**REQUIREMENTS**
Tally the lines in these records that hold the string "this", and reply with the number alone.

[Records contained in a dataset]
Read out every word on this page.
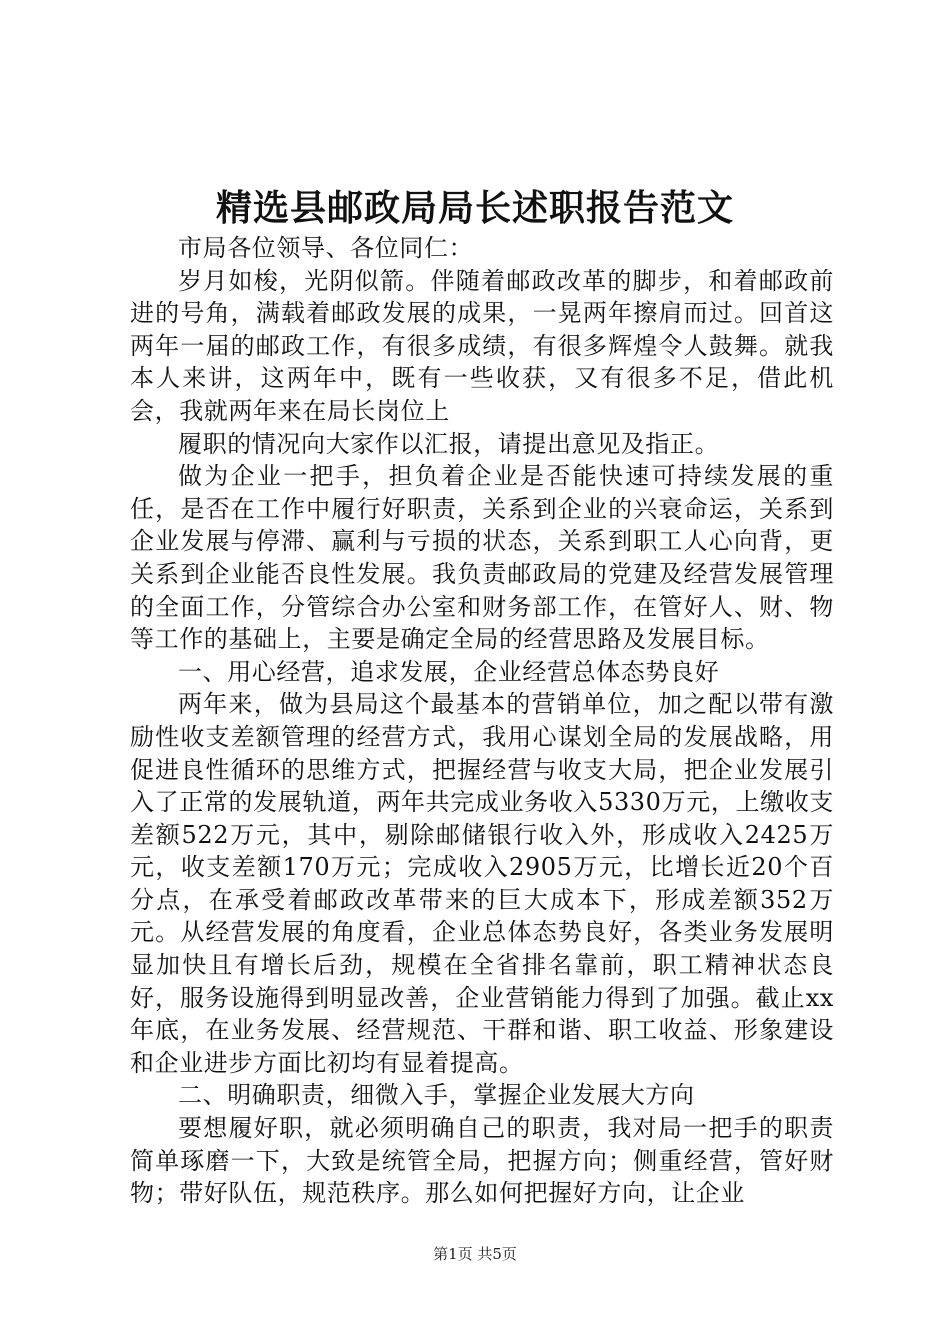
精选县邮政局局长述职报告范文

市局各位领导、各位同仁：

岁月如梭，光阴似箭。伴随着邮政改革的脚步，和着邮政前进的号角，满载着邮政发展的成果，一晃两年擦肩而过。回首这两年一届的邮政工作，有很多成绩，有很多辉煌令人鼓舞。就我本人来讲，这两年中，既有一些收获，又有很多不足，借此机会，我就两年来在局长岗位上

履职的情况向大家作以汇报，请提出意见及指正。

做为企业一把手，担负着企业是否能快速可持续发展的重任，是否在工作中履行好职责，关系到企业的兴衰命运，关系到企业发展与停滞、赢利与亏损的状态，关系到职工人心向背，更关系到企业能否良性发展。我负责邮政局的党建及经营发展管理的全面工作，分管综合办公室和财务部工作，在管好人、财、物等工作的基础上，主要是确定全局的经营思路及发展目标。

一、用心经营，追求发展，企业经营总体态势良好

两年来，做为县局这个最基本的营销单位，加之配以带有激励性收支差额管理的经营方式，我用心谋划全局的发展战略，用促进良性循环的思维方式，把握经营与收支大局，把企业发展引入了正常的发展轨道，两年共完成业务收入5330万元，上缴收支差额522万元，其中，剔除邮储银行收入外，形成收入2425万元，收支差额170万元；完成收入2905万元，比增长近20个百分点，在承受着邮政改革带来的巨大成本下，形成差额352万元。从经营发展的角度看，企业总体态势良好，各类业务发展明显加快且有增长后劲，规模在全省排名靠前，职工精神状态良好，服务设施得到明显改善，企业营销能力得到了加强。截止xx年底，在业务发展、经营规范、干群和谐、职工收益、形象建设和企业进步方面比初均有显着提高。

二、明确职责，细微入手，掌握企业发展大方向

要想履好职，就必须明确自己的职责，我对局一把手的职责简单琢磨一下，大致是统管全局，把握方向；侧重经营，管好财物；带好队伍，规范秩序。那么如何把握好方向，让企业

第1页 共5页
* * *
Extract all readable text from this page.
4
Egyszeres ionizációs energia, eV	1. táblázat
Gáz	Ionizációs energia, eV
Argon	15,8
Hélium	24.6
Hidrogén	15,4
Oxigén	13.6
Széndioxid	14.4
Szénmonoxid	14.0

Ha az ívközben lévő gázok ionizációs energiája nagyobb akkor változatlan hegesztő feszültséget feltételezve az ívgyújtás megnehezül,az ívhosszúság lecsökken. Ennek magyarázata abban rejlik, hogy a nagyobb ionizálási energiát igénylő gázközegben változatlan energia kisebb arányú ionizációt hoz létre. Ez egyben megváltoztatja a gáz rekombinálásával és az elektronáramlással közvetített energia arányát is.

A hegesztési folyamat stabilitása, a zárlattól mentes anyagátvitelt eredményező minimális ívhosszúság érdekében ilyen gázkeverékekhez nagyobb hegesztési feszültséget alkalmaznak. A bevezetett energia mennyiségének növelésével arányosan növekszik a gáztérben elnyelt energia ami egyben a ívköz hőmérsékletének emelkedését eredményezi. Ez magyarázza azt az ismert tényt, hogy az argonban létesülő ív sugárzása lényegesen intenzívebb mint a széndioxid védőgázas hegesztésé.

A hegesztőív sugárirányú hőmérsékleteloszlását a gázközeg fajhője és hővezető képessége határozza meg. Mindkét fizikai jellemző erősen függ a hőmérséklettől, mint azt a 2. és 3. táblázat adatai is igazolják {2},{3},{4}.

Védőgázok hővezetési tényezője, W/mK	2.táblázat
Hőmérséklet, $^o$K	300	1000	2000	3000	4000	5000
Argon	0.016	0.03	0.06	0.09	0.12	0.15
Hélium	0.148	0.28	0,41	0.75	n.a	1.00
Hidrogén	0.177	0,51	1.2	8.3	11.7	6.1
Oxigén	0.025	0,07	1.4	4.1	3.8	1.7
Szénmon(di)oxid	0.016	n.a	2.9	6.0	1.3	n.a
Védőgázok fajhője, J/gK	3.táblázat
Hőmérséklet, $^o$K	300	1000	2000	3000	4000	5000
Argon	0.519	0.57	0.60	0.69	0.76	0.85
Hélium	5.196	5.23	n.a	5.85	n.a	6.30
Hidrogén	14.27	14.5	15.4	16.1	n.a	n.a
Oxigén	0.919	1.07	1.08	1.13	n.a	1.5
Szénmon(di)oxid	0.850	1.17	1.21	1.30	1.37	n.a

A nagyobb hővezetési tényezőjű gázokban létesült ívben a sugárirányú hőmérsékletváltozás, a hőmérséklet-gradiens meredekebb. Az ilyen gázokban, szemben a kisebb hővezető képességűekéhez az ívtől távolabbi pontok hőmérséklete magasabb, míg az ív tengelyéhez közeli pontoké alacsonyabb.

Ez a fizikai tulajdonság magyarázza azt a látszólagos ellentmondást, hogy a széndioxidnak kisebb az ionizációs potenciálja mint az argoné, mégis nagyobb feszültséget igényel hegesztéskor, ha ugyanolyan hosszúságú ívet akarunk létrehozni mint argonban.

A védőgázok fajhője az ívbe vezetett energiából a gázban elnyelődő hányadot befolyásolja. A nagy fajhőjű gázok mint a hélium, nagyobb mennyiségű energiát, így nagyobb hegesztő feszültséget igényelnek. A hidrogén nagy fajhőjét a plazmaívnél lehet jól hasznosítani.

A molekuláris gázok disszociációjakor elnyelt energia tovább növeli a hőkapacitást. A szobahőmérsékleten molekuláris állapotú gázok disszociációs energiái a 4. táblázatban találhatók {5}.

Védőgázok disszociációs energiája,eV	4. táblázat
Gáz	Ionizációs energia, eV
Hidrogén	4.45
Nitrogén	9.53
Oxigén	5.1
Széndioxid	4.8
==
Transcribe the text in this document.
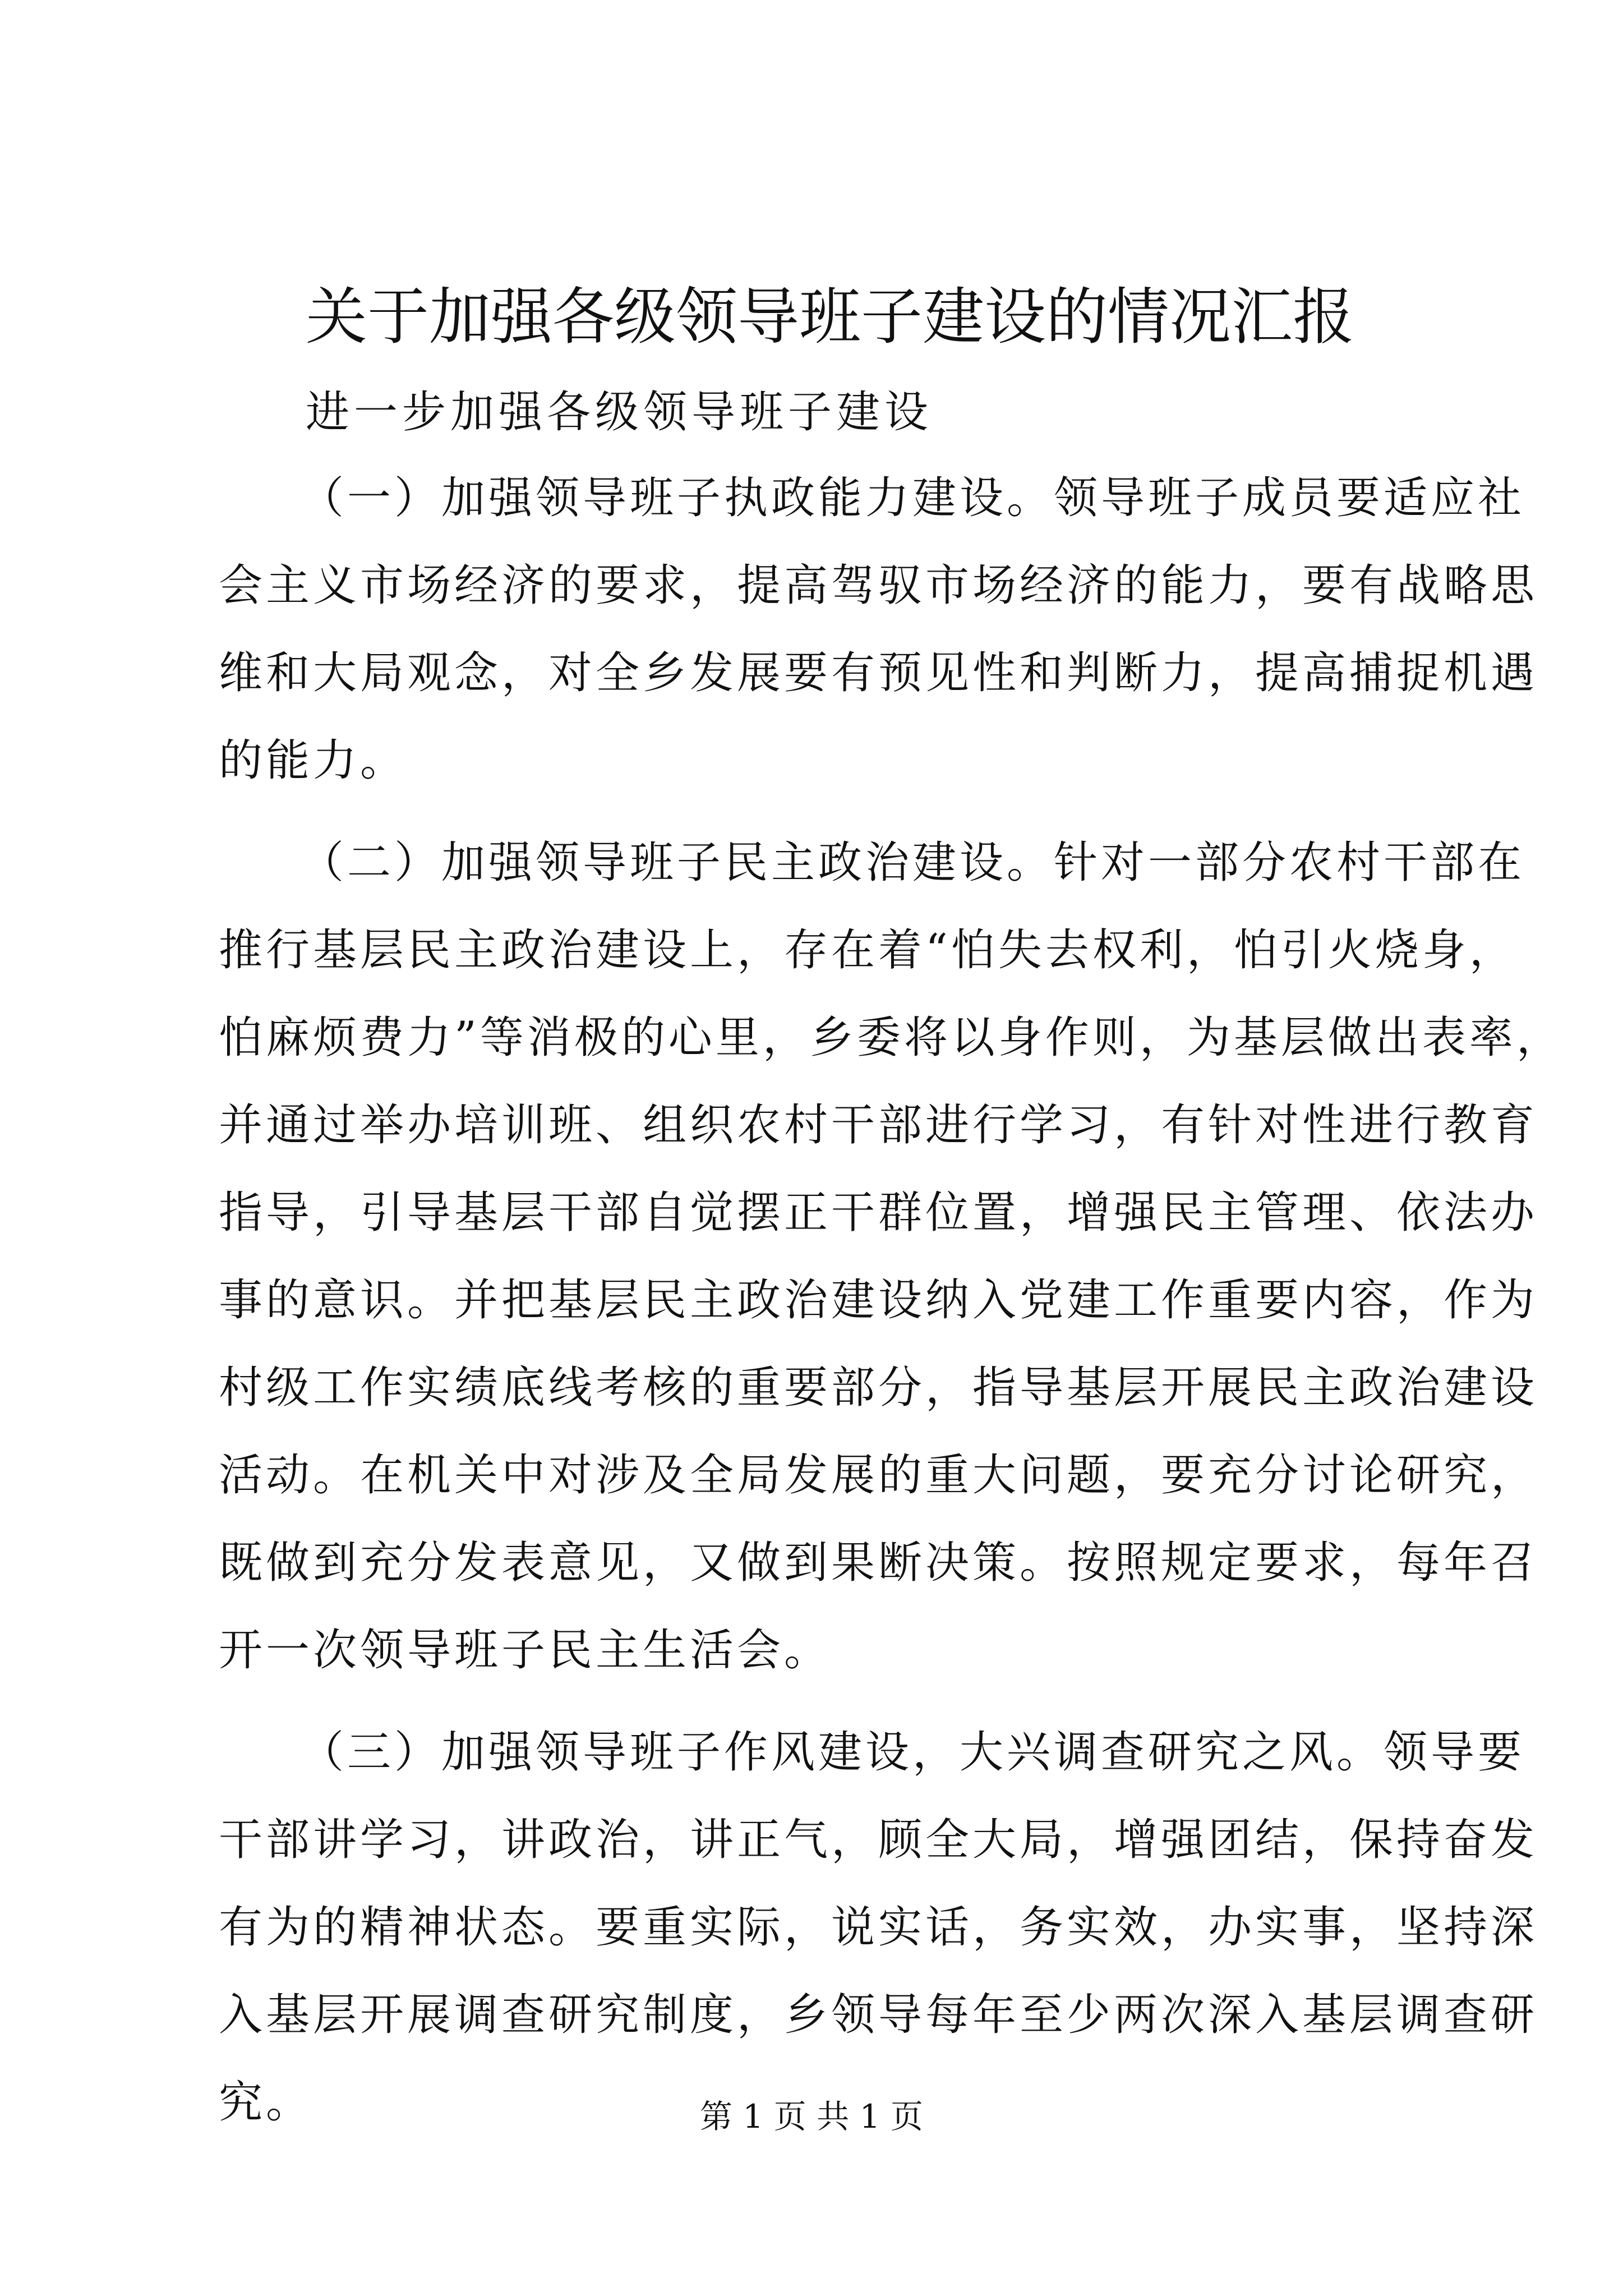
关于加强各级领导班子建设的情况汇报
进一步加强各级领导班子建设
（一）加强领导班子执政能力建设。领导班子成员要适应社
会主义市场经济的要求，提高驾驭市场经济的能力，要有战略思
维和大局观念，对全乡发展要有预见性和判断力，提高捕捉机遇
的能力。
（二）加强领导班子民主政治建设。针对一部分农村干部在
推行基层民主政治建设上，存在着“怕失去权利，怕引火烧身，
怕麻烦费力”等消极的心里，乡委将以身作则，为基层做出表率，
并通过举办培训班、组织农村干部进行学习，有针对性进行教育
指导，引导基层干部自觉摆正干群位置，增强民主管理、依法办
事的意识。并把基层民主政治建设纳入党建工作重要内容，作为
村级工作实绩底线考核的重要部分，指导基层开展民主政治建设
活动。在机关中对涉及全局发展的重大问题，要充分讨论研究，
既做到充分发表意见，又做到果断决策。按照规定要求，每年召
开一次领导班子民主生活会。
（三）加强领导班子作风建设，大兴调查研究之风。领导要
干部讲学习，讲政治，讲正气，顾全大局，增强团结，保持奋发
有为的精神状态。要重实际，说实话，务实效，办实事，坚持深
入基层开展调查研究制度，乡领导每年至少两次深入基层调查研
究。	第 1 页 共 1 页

**WORKED ANSWER**
3